Problem to work on
From the line that holds "Read all visible content and emit it as JSON." down to the last line of the listing below, reproduce each line exactly and nothing more, omitting pictures.

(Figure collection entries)
____

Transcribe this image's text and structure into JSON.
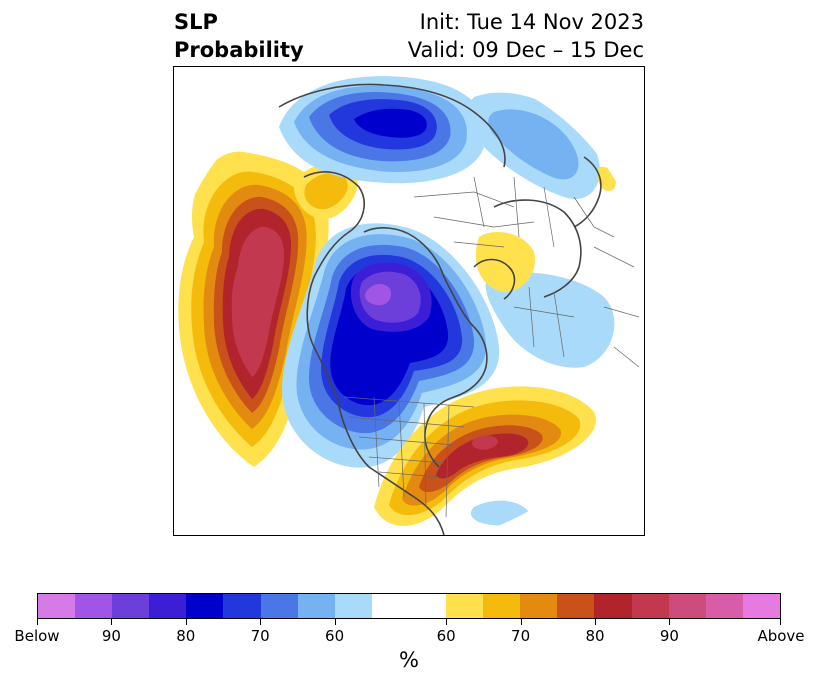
{
  "title": {
    "variable_line1": "SLP",
    "variable_line2": "Probability",
    "init_line": "Init: Tue 14 Nov 2023",
    "valid_line": "Valid: 09 Dec – 15 Dec"
  },
  "colorbar": {
    "unit_label": "%",
    "below_colors": [
      "#d67ae8",
      "#a155e4",
      "#6c3fdb",
      "#3b1ed6",
      "#0000cd",
      "#2238dd",
      "#4b77e6",
      "#76b2f2",
      "#aadaf9"
    ],
    "neutral_color": "#ffffff",
    "above_colors": [
      "#ffe04d",
      "#f4bb0c",
      "#e38b10",
      "#c9521b",
      "#b2242b",
      "#c2384f",
      "#cc4d7c",
      "#d85da8",
      "#e67ae0"
    ],
    "tick_labels": [
      "Below",
      "90",
      "80",
      "70",
      "60",
      "60",
      "70",
      "80",
      "90",
      "Above"
    ]
  }
}
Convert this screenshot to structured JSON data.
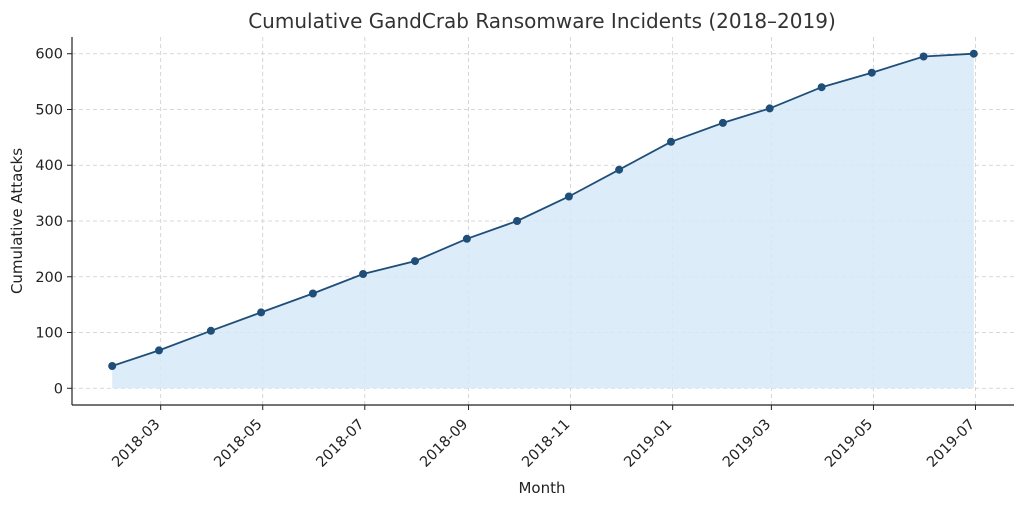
{
  "chart_data": {
    "type": "area",
    "title": "Cumulative GandCrab Ransomware Incidents (2018–2019)",
    "xlabel": "Month",
    "ylabel": "Cumulative Attacks",
    "x": [
      "2018-01-31",
      "2018-02-28",
      "2018-03-31",
      "2018-04-30",
      "2018-05-31",
      "2018-06-30",
      "2018-07-31",
      "2018-08-31",
      "2018-09-30",
      "2018-10-31",
      "2018-11-30",
      "2018-12-31",
      "2019-01-31",
      "2019-02-28",
      "2019-03-31",
      "2019-04-30",
      "2019-05-31",
      "2019-06-30"
    ],
    "series": [
      {
        "values": [
          40,
          68,
          103,
          136,
          170,
          205,
          228,
          268,
          300,
          344,
          392,
          442,
          476,
          502,
          540,
          566,
          595,
          600
        ]
      }
    ],
    "xticks": [
      "2018-03",
      "2018-05",
      "2018-07",
      "2018-09",
      "2018-11",
      "2019-01",
      "2019-03",
      "2019-05",
      "2019-07"
    ],
    "yticks": [
      0,
      100,
      200,
      300,
      400,
      500,
      600
    ],
    "ylim": [
      -30,
      630
    ],
    "xlim": [
      "2018-01-07",
      "2019-07-24"
    ],
    "grid": true,
    "colors": {
      "line": "#1f4e79",
      "fill": "#d6e9f8",
      "grid": "#cccccc",
      "axis": "#222222"
    }
  }
}
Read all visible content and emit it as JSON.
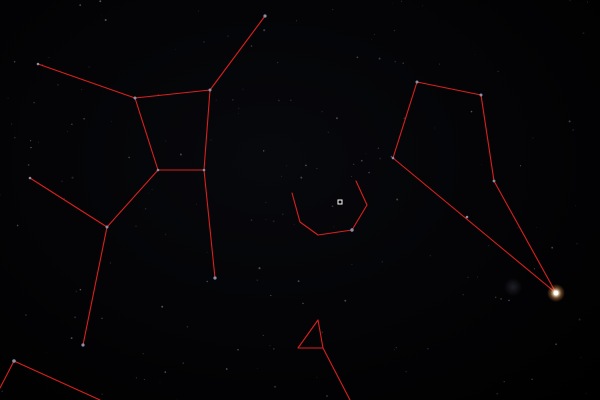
{
  "scene": "night-sky-star-map",
  "colors": {
    "background": "#000000",
    "constellation_line": "#d8201e",
    "star_faint": "#8a8fa6",
    "star_bright": "#ffffff",
    "glow": "#ffd9a6",
    "cursor": "#ffffff"
  },
  "icons": {
    "center_marker": "square-crosshair-icon"
  }
}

____

Answer to this task
Read all visible content and emit it as JSON.
{
  "scene": "night-sky-star-map",
  "colors": {
    "background": "#000000",
    "constellation_line": "#d8201e",
    "star_faint": "#8a8fa6",
    "star_bright": "#ffffff",
    "glow": "#ffd9a6",
    "cursor": "#ffffff"
  },
  "icons": {
    "center_marker": "square-crosshair-icon"
  }
}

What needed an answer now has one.